§ THE REQUEST: Write what comes next in the commentary below on the Federal Reserve and the New Zealand dollar, starting right after its last sentence.

___ TEXT EXTRACT ___

Finally, it seems the US Federal Reserve will belatedly come to the rescue of RBNZ Governor Graeme Wheeler and a stronger US$ exchange rate will assist in the quest to return New Zealand’s inflation rate to the required 1% to 3% band.

The very clear signal from the Federal Reserve Chair, Janet Yellen at last weekend’s Jackson Hole speech was that US economic conditions have improved to the point that a 0.25% interest rate increase is very much “in play” for the 21 September Fed meeting.

Under the proviso that US jobs expand for August by greater than 180,000 on 2 September, the probability of a Fed hike in September will increase to above 50%. The FX markets should now price the US dollar stronger against all currencies in the lead up to the August jobs figures and 21 September Fed meeting. Rising US interest rates against money printing monetary policies in Japan and Europe underpins the next phase of anticipated US dollar strength.

Already the US dollar has made gains against the Euro after the Yellen signal from $1.1300 to below $1.1200. Further US dollar gains have to be expected over coming weeks against the major currencies, as well as Asian and emerging market currencies. In this environment the NZD/USD rate should come under increasing downward pressure to below 0.7200 and eventually 0.7000, as it depreciates in line with all other currencies against the resurging USD. 

As was expected, Janet Yellen has finally run out of excuses not to increase US interest rates. All year she has managed to find a new reason not to raise rates. However, now consistently stronger US economic data (especially employment) is outweighing global financial market volatility and lower oil prices that have kept US inflation at lower than expected levels. The markets are now stable and oil has stabilised at a higher US$40 to US$50 per barrel range.

One very good reason why the Fed want US interest rates higher in 2016 is that if the global economy is hit with another shock, the US will have the ability to cut interest rates to restore market confidence. By not raising rates when the economic rationale demands it, the Fed run the risk of having now ammunition to fire when they might need it at a later date.

The Yellen signal last Friday is a significant event and now it is expected that the mood and sentiment in the global forex markets will turn much more positively for the US dollar. The growing prospect of US interest rates increases over the remainder of the year is not good news for US sharemarkets who have been dining out on zero interest rates for several years now. Typically, the NZ dollar depreciates in times of falling equity markets and “risk-off” global investor market sentiment.

___ GIVEN INFORMATION ___

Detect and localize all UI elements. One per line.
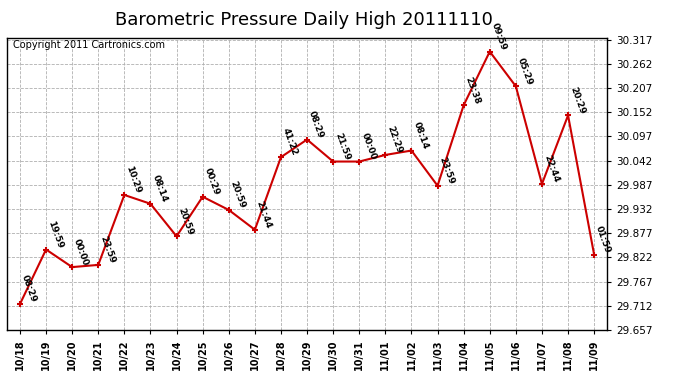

___

§ REPLY TO THE EXERCISE:
The Kiwi dollar climbed to a high of 0.7370 just ahead of the Yellen speech, however was slammed back immediately to 0.7220 as the markets reacted to the Yellen speech. Prior to succumbing to renewed US dollar strength, the Kiwi dollar was pushed up through the 0.7300 resistance level by yet another RBNZ statement that sent the currency higher (instead of lower as the RBNZ have themselves have wanted to do for more than 12 months now).

Last week a speech on monetary policy by Governor Wheeler failed to express any concern that the NZ dollar had appreciated significantly since the 0.25% interest rate cut by the RBNZ on 11 August. The financial markets were conditioned by the RBNZ in late July to expect a reasonably aggressive monetary policy loosening over the remainder of 2016. Incomprehensibly, the RBNZ have seemingly deliberately under-delivered to that market pricing and the result has been a higher Kiwi dollar, rather than the desired depreciation.

In the 11 August Monetary Policy Statement and last week’s Wheeler speech, the RBNZ have miss-read the financial market sentiment/pricing and their statements have made life a lot tougher for themselves. If you keep on shooting yourself in the foot at some stage you might expect a decision not to pull the trigger of maybe move the foot!

Whilst continuing positive economic growth in New Zealand and the dramatic recovery in dairy prices are very positive factors for the Kiwi dollar, the exchange rate is a relative price to the USD itself.

For the first time in many months the direction of the US dollar looks much clearer cut for significant gains from current levels. The NZD/AUD cross-rate has retreated from highs above 0.9600 to 0.9550 following the Yellen speech.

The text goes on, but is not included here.